# TASK TO CARRY OUT
From the listing below, work out how many lines contain "this". Reply with that number only.

# Stored items from a collection
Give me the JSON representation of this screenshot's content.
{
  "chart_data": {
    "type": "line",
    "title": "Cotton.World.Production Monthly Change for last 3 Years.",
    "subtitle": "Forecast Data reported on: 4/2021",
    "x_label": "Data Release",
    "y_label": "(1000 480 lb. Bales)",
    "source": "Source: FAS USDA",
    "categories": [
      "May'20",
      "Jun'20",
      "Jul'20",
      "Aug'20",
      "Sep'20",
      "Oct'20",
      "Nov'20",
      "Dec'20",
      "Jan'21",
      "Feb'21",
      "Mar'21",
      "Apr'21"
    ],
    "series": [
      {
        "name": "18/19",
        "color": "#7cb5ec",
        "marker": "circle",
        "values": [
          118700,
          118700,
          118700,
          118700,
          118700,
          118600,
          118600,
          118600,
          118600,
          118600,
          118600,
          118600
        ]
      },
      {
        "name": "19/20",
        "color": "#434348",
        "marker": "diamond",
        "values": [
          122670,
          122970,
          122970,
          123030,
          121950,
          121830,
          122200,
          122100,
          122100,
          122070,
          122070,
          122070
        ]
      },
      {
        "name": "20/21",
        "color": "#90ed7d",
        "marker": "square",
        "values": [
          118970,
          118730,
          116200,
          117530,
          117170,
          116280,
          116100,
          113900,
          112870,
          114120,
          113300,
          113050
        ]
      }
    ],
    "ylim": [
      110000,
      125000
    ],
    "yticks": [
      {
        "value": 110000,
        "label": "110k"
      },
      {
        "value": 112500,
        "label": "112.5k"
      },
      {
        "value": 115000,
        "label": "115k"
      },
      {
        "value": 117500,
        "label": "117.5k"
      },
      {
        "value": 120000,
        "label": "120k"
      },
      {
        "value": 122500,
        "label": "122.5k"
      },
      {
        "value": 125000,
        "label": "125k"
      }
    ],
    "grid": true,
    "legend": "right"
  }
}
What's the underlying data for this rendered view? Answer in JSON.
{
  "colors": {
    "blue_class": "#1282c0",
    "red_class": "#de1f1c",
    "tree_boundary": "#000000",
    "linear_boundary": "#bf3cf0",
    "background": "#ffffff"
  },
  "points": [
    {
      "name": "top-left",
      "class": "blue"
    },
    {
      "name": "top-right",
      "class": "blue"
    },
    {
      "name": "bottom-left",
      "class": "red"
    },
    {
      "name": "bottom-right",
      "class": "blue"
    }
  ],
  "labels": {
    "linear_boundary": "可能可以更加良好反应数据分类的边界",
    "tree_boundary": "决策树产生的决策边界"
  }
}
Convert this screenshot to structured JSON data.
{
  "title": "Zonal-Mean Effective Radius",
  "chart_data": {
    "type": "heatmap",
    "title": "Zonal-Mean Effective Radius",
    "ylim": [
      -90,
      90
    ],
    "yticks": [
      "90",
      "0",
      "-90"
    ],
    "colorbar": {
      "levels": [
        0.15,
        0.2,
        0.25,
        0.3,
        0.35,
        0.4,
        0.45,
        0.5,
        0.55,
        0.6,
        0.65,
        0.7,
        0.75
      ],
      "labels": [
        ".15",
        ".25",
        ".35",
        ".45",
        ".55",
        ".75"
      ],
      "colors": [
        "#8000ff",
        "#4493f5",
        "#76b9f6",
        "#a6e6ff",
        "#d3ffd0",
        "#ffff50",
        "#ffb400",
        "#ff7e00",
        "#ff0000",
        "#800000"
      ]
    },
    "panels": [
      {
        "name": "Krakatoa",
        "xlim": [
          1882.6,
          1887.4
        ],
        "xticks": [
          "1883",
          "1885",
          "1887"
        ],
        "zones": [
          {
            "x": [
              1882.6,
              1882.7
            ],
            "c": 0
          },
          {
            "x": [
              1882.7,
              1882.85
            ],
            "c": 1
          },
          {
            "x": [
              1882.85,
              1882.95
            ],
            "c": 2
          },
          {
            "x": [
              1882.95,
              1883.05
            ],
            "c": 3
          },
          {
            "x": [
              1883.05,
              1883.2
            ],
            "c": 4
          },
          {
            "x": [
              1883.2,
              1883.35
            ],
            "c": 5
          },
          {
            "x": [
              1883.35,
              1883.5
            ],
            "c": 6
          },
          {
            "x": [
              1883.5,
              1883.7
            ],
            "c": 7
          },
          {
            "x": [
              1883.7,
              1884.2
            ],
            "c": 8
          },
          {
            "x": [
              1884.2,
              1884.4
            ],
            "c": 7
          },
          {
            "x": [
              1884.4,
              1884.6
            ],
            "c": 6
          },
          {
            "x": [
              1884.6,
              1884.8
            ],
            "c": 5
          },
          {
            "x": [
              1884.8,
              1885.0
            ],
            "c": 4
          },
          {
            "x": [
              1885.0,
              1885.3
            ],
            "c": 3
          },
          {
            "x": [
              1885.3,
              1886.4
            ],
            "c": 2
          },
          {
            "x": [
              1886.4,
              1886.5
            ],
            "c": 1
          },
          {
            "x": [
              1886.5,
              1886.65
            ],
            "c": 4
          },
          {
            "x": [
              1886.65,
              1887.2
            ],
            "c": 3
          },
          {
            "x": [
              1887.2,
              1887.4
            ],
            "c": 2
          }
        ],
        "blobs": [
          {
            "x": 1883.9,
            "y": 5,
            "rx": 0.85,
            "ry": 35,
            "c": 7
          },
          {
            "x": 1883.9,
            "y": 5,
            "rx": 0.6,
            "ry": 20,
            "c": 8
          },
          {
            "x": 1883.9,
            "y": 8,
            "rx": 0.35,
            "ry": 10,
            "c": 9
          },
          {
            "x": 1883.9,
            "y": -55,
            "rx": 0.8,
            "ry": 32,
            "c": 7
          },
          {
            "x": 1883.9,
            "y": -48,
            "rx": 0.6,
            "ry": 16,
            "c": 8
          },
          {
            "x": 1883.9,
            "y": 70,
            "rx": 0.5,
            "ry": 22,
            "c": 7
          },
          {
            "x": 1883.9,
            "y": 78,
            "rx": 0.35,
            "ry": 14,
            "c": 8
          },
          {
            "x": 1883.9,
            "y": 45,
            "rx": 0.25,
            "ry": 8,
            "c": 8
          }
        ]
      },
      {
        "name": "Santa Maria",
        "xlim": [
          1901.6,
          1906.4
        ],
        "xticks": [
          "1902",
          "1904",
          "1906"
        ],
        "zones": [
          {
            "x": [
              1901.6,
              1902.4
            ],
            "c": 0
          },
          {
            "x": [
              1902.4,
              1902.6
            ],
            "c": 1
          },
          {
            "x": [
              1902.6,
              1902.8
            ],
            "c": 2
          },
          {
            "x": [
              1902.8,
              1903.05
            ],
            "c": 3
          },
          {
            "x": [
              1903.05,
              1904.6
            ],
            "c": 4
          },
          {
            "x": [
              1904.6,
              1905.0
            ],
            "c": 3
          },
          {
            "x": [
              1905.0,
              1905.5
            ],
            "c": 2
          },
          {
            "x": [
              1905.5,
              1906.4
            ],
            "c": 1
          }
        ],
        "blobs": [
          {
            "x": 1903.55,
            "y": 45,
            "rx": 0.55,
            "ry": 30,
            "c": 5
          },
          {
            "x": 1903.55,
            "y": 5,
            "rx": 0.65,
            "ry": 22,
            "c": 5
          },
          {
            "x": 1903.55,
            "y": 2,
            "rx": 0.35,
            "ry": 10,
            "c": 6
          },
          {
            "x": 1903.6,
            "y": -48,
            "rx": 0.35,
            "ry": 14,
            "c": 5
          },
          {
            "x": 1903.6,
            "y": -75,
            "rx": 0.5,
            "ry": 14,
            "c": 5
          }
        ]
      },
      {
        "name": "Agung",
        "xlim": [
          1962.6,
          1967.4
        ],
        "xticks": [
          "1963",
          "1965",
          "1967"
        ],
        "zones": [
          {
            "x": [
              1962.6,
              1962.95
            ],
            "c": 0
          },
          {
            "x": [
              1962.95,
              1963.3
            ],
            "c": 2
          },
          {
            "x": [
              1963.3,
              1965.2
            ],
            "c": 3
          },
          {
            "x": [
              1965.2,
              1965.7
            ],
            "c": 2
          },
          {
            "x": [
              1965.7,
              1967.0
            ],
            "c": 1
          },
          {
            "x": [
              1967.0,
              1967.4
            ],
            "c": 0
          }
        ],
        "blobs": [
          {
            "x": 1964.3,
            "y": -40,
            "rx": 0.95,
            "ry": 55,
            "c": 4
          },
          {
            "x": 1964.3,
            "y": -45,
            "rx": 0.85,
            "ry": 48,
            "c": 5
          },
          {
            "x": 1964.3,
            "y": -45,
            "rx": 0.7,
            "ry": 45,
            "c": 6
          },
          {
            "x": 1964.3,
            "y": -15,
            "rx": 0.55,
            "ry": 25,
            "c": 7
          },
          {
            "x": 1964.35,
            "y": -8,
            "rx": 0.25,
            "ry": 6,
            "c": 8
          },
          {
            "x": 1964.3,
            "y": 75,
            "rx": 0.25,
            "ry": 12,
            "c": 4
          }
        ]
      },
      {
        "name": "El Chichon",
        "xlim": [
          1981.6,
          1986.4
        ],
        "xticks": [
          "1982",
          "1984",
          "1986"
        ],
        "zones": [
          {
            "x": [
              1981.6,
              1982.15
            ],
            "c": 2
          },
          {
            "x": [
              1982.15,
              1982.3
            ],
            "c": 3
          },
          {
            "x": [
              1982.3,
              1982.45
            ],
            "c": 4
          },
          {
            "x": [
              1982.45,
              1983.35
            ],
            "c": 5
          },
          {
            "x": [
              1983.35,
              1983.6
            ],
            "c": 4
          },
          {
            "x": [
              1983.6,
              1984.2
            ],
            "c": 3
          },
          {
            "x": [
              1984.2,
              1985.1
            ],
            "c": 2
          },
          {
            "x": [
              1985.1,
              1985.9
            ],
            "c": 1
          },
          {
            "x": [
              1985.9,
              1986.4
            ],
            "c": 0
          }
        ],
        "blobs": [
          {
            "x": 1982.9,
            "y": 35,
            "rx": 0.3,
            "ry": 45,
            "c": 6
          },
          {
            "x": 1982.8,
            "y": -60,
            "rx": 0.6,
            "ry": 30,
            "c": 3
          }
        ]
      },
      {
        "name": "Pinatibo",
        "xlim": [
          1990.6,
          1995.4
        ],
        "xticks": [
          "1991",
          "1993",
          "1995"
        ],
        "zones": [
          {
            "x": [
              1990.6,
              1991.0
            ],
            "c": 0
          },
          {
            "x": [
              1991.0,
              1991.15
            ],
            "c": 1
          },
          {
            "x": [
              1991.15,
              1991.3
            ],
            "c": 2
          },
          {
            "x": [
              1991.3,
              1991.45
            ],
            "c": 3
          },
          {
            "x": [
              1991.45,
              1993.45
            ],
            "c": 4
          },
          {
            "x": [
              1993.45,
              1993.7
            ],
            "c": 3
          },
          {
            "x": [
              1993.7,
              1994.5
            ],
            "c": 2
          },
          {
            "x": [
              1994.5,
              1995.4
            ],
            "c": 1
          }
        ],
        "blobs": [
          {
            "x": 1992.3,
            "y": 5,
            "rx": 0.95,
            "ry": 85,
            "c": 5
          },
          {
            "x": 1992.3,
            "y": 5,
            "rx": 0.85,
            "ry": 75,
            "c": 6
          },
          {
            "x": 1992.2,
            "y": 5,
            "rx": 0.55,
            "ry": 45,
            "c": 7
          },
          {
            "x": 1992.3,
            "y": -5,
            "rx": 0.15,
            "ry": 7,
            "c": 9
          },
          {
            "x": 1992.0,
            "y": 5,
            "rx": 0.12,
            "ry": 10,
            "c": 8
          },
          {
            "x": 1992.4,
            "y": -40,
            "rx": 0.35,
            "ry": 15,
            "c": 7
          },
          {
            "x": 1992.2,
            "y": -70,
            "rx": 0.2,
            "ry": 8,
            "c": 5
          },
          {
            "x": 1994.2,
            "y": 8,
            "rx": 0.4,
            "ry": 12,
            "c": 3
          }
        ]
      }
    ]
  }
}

# FINISHED ANSWER
3